**Problem statement**
Using the data below, copy every line that contains the word "image".

○ ○ ○

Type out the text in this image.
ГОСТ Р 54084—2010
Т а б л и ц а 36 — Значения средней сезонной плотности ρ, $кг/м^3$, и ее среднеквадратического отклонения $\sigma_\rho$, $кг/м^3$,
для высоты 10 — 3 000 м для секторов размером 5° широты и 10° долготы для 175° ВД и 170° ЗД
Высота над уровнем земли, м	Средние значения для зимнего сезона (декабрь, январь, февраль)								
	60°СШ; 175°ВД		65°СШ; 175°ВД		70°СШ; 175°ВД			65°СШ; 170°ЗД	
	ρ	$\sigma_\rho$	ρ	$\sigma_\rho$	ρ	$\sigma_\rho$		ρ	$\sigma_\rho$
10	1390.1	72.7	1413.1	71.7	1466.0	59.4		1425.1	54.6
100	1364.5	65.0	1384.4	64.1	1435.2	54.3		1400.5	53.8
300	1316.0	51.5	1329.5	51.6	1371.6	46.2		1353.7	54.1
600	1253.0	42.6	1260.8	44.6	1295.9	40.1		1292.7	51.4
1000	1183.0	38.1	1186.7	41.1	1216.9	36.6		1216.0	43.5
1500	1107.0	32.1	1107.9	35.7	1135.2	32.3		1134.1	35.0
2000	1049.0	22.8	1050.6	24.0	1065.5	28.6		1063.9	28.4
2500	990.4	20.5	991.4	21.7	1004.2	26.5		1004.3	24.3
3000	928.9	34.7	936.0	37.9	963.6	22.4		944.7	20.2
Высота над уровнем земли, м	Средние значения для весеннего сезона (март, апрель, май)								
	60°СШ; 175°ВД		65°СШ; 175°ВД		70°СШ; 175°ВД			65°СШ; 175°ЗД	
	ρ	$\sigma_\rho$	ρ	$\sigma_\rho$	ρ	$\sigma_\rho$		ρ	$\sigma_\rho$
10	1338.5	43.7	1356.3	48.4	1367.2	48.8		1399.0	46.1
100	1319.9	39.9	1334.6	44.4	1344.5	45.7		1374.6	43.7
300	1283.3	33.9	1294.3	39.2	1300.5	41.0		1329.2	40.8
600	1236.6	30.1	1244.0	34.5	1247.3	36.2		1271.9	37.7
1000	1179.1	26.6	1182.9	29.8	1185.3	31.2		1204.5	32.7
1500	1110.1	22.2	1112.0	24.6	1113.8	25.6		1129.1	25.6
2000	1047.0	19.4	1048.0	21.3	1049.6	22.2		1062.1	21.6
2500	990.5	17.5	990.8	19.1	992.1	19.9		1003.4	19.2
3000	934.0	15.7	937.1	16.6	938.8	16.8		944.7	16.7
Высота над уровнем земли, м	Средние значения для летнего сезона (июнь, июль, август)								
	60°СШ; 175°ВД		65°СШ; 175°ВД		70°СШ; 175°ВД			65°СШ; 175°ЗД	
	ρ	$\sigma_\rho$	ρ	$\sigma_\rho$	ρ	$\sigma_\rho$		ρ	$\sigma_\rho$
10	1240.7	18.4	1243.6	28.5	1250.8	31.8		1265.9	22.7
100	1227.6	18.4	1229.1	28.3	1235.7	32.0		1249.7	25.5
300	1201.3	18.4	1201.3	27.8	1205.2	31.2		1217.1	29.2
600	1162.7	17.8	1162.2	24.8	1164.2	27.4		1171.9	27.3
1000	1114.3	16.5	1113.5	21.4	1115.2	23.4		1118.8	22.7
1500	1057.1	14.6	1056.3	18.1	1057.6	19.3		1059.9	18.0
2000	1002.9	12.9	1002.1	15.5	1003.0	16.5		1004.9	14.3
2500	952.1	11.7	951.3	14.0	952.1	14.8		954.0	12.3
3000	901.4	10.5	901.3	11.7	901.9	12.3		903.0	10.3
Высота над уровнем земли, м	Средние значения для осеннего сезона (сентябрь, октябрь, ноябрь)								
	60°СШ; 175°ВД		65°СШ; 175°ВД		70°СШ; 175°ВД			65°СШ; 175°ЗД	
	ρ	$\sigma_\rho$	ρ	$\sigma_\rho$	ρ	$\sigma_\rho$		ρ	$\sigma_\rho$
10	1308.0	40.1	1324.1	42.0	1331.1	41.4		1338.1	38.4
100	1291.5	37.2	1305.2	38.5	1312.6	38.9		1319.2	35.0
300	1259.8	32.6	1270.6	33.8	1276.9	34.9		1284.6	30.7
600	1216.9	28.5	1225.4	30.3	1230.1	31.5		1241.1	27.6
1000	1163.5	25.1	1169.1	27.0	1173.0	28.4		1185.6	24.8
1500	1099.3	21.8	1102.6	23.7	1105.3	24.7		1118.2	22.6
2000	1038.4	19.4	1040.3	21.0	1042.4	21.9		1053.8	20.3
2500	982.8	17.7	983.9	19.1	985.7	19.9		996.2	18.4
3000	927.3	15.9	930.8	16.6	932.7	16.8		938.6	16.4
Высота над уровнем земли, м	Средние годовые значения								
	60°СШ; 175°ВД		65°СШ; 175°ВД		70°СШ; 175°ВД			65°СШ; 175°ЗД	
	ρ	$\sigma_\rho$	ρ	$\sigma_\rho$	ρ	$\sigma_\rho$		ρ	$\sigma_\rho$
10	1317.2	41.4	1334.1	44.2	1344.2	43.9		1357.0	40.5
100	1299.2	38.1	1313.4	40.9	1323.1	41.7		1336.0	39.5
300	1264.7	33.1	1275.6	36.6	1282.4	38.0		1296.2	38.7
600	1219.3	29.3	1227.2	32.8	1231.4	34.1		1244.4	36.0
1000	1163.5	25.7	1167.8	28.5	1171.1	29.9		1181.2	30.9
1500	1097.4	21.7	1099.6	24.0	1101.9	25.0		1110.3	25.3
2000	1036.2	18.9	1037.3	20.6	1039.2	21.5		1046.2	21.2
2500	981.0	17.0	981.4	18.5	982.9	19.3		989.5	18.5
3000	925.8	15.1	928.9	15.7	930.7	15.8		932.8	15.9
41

○ ○ ○

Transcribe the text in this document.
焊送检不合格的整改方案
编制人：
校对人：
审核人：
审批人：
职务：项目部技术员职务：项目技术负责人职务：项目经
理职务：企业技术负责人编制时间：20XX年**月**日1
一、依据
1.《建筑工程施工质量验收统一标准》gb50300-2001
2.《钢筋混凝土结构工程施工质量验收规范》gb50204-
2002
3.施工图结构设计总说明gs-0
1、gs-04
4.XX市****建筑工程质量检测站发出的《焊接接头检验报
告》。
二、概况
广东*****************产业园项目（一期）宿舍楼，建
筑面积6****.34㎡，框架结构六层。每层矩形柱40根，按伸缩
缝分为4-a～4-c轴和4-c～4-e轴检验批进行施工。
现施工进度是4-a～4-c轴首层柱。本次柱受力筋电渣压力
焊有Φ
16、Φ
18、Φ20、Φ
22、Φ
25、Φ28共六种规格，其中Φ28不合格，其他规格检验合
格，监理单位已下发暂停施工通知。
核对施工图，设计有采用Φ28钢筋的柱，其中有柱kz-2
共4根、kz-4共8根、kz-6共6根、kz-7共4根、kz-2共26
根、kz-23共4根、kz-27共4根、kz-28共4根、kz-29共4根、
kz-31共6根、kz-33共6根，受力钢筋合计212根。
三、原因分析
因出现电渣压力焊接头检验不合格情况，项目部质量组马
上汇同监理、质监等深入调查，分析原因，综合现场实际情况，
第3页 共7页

○ ○ ○

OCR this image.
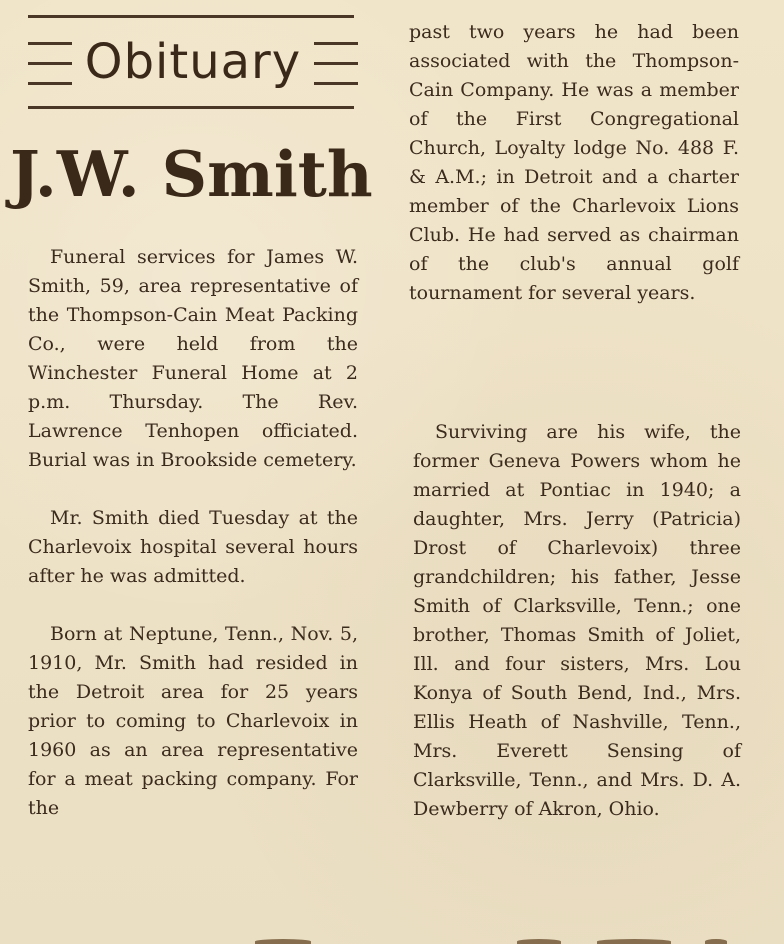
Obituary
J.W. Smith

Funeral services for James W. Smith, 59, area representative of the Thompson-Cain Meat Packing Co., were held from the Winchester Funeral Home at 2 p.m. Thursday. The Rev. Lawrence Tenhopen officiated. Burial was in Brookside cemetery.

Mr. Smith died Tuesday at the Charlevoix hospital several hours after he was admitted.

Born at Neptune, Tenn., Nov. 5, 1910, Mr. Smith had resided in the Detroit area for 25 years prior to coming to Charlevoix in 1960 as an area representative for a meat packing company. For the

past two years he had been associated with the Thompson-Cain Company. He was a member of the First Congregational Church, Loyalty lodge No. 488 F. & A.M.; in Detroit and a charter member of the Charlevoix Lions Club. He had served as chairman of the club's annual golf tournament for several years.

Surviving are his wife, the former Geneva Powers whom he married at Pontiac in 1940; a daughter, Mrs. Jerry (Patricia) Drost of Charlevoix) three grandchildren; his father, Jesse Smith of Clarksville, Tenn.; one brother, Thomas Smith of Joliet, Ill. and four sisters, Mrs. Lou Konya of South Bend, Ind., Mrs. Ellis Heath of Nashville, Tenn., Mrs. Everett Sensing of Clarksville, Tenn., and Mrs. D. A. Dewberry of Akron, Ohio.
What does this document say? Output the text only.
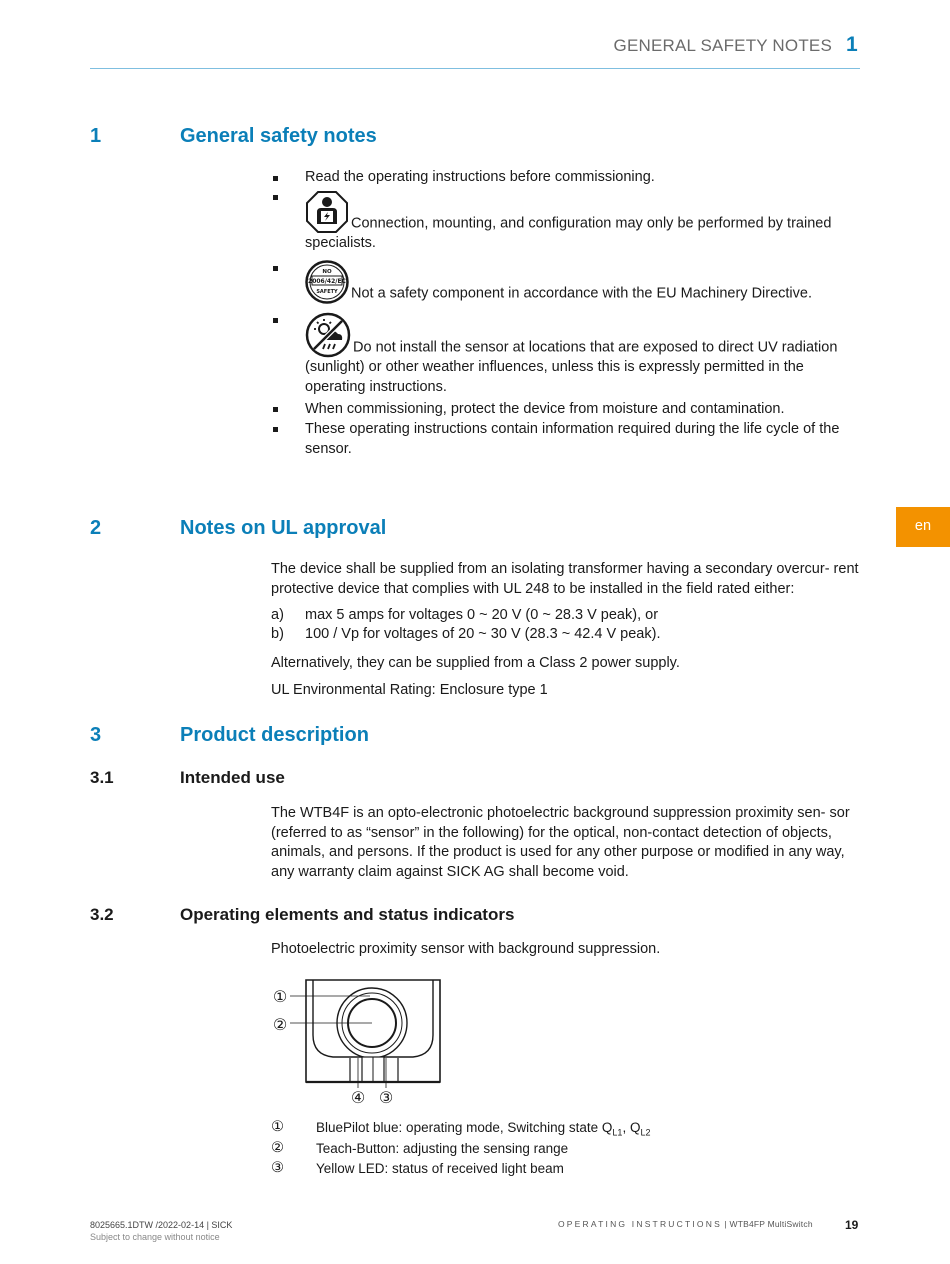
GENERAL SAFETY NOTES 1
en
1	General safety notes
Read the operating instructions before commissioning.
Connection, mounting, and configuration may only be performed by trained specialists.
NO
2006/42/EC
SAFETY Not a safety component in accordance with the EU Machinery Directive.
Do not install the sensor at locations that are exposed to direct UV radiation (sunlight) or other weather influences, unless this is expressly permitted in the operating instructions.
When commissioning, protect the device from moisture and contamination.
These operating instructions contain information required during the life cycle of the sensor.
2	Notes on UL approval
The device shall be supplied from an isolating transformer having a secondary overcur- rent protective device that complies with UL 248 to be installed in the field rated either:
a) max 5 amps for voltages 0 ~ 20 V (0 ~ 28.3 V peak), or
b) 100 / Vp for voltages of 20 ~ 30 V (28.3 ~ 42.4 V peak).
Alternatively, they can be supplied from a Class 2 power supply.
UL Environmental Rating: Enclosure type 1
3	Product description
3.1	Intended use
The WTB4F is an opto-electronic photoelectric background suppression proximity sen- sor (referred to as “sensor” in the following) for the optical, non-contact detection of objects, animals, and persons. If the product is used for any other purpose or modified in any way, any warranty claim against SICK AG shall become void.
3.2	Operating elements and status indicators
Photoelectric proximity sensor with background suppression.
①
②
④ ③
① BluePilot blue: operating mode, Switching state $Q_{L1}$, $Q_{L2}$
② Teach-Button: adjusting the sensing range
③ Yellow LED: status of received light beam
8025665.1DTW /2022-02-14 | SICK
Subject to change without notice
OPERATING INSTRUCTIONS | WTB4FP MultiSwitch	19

○ ○ ○

**Task answer**
Type out the text in this image.
OCR this image.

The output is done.